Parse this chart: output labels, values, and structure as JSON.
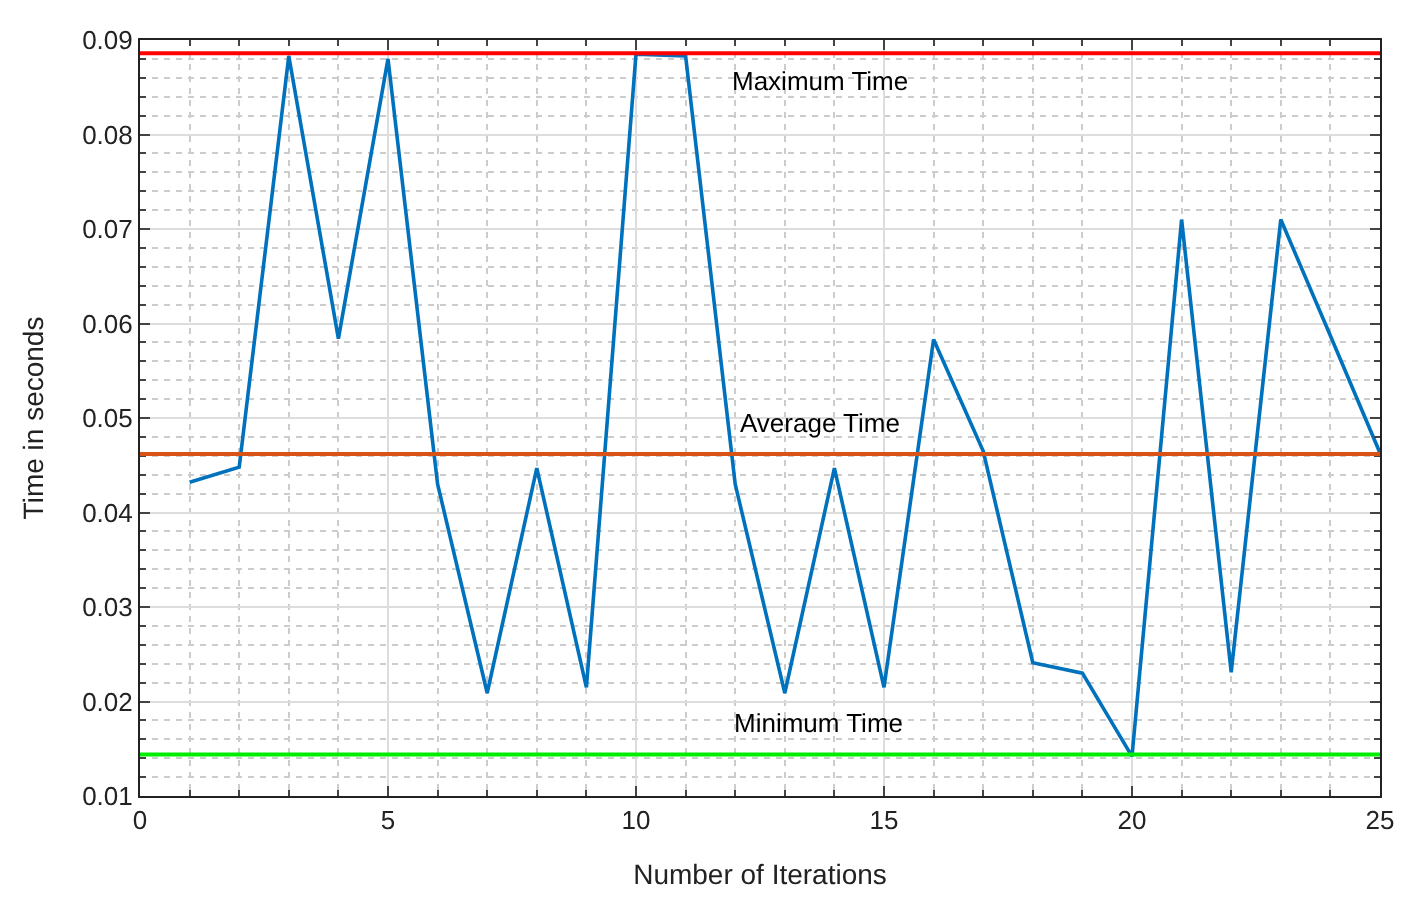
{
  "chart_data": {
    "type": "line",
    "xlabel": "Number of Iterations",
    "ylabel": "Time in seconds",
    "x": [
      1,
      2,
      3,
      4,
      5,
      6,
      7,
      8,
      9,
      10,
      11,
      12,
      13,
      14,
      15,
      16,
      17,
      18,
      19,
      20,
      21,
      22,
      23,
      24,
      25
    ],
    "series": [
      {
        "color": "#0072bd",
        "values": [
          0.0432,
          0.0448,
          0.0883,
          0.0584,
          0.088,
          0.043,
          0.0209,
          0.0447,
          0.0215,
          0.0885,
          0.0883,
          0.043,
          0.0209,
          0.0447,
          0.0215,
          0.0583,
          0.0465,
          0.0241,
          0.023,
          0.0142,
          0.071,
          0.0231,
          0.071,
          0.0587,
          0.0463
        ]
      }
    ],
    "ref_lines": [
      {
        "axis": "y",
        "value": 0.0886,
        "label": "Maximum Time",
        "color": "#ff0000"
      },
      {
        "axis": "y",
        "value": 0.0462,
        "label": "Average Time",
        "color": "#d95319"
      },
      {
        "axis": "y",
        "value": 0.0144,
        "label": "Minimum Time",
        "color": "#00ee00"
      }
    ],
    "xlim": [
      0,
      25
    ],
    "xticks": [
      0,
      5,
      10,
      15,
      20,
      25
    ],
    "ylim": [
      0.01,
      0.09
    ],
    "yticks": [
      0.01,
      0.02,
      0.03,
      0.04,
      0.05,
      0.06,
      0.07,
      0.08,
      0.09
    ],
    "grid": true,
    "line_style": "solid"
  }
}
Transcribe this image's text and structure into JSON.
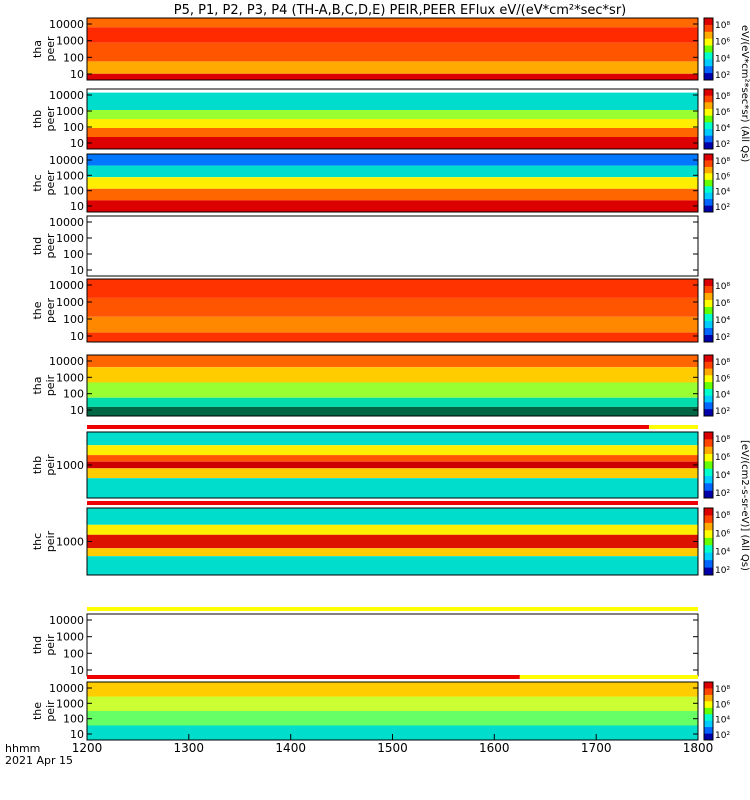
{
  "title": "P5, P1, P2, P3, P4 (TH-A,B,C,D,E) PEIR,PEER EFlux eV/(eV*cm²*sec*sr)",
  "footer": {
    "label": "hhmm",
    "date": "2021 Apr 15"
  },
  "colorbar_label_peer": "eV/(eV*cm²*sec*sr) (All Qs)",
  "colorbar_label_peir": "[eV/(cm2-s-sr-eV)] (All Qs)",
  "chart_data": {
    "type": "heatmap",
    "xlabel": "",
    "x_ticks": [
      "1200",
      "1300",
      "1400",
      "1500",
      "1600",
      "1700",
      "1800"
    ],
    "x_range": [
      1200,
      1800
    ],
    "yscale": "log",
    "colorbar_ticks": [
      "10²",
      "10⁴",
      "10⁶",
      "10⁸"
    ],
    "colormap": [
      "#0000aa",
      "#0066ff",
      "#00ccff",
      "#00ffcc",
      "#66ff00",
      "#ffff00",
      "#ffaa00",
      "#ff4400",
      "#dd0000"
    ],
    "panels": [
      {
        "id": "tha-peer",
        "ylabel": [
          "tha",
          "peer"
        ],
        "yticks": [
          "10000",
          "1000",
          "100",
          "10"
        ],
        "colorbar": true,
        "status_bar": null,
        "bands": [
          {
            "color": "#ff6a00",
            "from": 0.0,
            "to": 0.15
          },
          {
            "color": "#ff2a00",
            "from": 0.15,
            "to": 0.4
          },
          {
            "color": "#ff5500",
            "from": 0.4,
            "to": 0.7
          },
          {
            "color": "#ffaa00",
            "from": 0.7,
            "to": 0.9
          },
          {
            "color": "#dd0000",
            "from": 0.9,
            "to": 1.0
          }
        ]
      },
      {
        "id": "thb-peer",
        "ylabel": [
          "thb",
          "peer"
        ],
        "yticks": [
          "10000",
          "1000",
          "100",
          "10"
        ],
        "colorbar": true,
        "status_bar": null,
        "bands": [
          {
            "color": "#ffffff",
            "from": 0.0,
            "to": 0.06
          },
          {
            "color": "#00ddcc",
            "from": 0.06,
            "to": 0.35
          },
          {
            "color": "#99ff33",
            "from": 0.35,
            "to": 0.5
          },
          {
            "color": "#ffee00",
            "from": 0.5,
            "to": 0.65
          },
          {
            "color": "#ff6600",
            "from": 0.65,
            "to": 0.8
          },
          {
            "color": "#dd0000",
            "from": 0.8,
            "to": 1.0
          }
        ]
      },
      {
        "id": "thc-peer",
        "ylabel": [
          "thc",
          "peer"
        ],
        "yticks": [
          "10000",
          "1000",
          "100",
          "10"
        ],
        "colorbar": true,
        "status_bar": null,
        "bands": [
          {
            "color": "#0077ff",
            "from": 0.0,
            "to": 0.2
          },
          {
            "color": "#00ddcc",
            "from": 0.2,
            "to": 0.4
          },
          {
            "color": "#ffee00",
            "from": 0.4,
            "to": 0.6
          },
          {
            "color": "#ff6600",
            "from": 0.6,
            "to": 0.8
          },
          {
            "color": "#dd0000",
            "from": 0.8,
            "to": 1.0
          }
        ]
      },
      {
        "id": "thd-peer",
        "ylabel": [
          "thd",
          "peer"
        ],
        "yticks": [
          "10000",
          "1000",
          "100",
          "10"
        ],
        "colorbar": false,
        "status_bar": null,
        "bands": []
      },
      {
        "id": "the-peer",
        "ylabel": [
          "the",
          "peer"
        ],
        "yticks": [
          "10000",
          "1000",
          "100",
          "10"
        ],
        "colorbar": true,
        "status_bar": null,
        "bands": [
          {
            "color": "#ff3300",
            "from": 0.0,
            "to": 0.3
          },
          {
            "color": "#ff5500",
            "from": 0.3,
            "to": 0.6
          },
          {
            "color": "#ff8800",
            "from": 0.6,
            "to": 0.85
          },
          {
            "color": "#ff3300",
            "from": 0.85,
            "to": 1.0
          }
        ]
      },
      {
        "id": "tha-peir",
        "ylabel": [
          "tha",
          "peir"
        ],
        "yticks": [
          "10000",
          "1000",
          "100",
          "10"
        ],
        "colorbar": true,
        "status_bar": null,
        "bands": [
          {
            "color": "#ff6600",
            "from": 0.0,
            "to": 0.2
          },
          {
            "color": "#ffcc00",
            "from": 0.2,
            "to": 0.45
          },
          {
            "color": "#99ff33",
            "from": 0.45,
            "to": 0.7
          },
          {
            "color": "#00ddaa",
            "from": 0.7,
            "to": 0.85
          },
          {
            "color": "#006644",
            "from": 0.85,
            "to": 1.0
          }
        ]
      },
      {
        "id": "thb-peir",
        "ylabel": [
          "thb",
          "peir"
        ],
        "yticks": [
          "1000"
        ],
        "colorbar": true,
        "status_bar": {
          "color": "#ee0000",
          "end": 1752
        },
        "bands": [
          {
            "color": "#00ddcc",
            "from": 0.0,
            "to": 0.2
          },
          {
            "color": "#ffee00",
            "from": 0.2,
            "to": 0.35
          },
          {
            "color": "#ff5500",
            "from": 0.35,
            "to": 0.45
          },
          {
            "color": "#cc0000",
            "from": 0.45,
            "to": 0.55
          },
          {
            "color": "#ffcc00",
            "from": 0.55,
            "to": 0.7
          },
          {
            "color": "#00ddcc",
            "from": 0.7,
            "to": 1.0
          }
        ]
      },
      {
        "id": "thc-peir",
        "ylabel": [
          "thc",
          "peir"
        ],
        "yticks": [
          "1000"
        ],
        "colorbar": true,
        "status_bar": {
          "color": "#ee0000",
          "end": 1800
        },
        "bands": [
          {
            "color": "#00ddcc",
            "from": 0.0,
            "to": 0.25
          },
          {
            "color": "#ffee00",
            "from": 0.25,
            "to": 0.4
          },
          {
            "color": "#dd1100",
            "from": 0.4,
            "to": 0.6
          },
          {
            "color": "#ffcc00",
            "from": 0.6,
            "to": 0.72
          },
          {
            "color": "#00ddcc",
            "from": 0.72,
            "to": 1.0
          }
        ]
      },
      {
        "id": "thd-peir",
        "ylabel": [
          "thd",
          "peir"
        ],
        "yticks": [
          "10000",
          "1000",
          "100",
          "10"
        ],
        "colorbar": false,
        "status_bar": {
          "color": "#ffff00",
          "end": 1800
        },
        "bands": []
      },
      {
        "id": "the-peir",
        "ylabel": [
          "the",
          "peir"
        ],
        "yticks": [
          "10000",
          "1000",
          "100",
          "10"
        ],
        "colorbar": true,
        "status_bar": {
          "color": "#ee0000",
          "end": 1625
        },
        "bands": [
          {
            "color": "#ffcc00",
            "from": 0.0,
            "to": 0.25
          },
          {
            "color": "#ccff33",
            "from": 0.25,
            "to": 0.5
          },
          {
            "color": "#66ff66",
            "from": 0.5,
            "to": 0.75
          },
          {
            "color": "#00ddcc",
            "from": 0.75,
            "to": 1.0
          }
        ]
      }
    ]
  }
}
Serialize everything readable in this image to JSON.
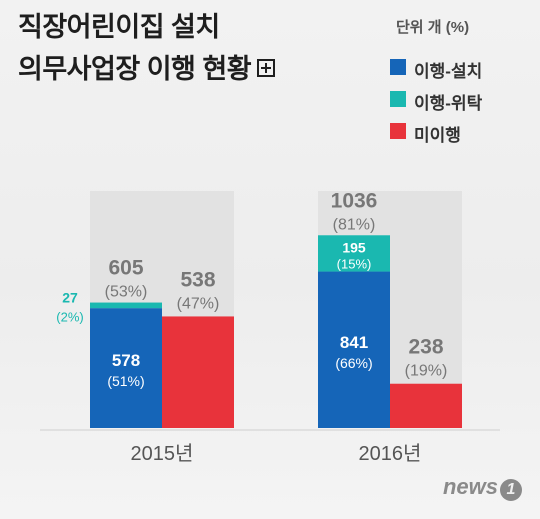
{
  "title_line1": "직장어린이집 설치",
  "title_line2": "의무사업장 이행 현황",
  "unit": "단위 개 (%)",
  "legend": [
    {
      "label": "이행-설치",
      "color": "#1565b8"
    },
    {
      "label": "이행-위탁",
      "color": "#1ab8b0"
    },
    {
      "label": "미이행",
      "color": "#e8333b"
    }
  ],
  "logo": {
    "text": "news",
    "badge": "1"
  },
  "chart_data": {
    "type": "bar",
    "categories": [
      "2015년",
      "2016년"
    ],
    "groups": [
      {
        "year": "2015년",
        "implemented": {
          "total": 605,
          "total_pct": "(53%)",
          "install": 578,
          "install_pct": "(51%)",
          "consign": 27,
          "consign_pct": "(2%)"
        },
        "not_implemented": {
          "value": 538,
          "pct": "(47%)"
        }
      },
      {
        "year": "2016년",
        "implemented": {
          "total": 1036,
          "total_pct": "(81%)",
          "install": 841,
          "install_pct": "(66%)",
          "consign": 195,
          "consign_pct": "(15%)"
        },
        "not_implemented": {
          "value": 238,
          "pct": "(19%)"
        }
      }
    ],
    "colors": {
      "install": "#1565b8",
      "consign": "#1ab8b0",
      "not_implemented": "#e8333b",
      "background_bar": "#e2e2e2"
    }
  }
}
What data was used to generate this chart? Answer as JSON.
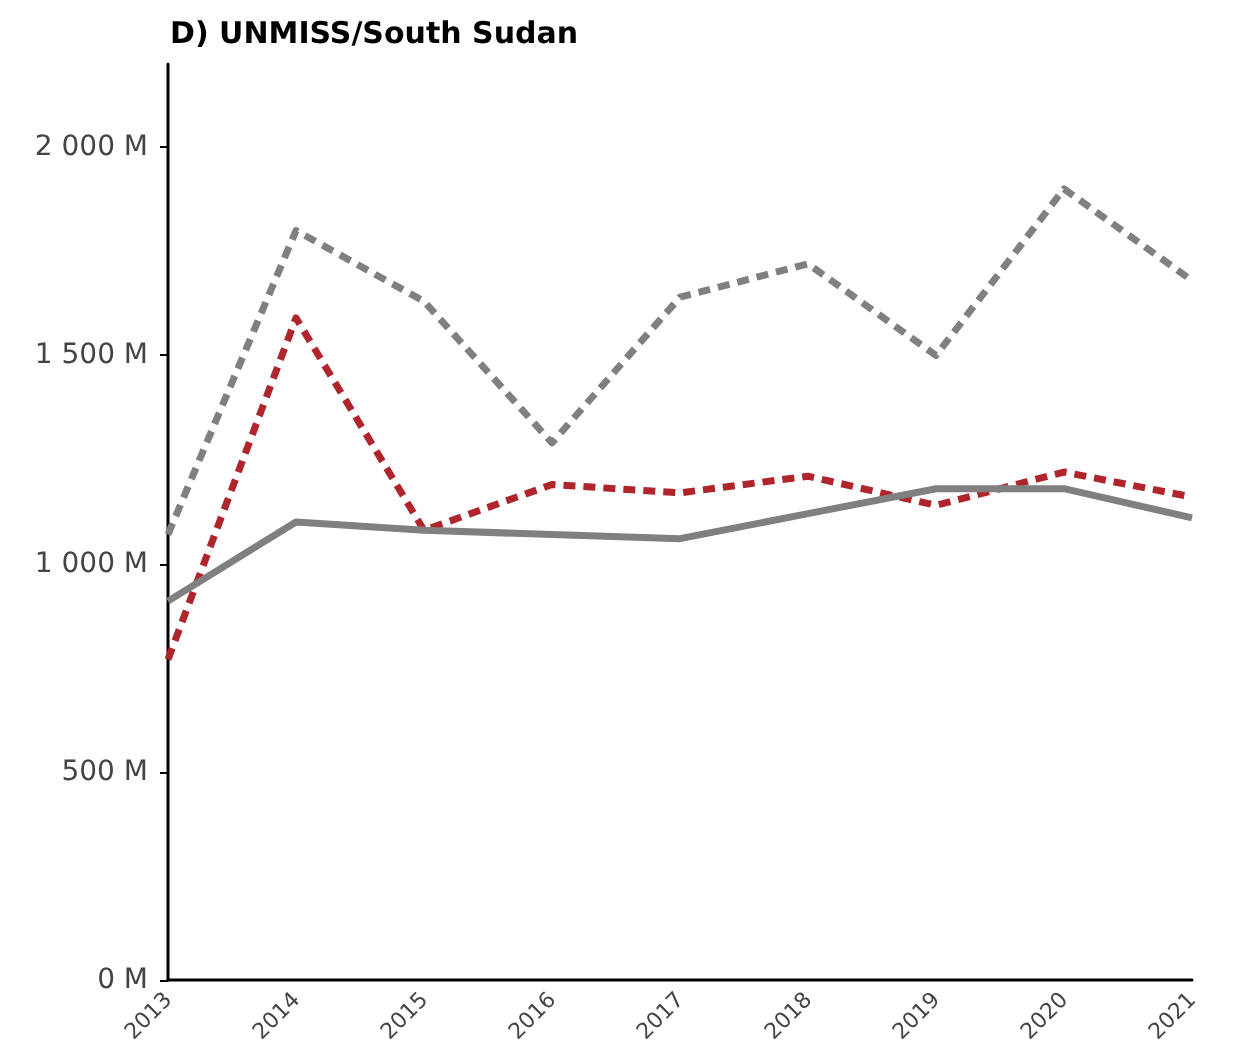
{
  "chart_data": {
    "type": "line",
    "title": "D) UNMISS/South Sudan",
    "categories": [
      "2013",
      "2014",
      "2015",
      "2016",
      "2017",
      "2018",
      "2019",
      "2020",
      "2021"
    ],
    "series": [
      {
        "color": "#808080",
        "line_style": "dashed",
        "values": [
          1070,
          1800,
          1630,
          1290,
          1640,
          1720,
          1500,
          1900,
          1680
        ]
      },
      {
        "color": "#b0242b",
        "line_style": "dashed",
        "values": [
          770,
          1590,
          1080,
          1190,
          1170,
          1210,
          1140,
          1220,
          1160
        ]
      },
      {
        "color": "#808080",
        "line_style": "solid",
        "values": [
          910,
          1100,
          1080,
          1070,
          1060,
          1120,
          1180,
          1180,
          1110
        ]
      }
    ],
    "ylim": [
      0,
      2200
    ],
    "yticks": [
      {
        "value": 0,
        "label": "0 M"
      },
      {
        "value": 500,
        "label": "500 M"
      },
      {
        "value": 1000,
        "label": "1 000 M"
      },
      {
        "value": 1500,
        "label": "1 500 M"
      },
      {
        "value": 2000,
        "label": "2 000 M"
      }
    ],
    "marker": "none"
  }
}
────
Show every line in the records above that contains the word "this".

Parse this chart: output labels, values, and structure as JSON.
Transcribe this image's text and structure into JSON.
Serialize everything readable in this image to JSON.
What data was used to generate this chart? Answer as JSON.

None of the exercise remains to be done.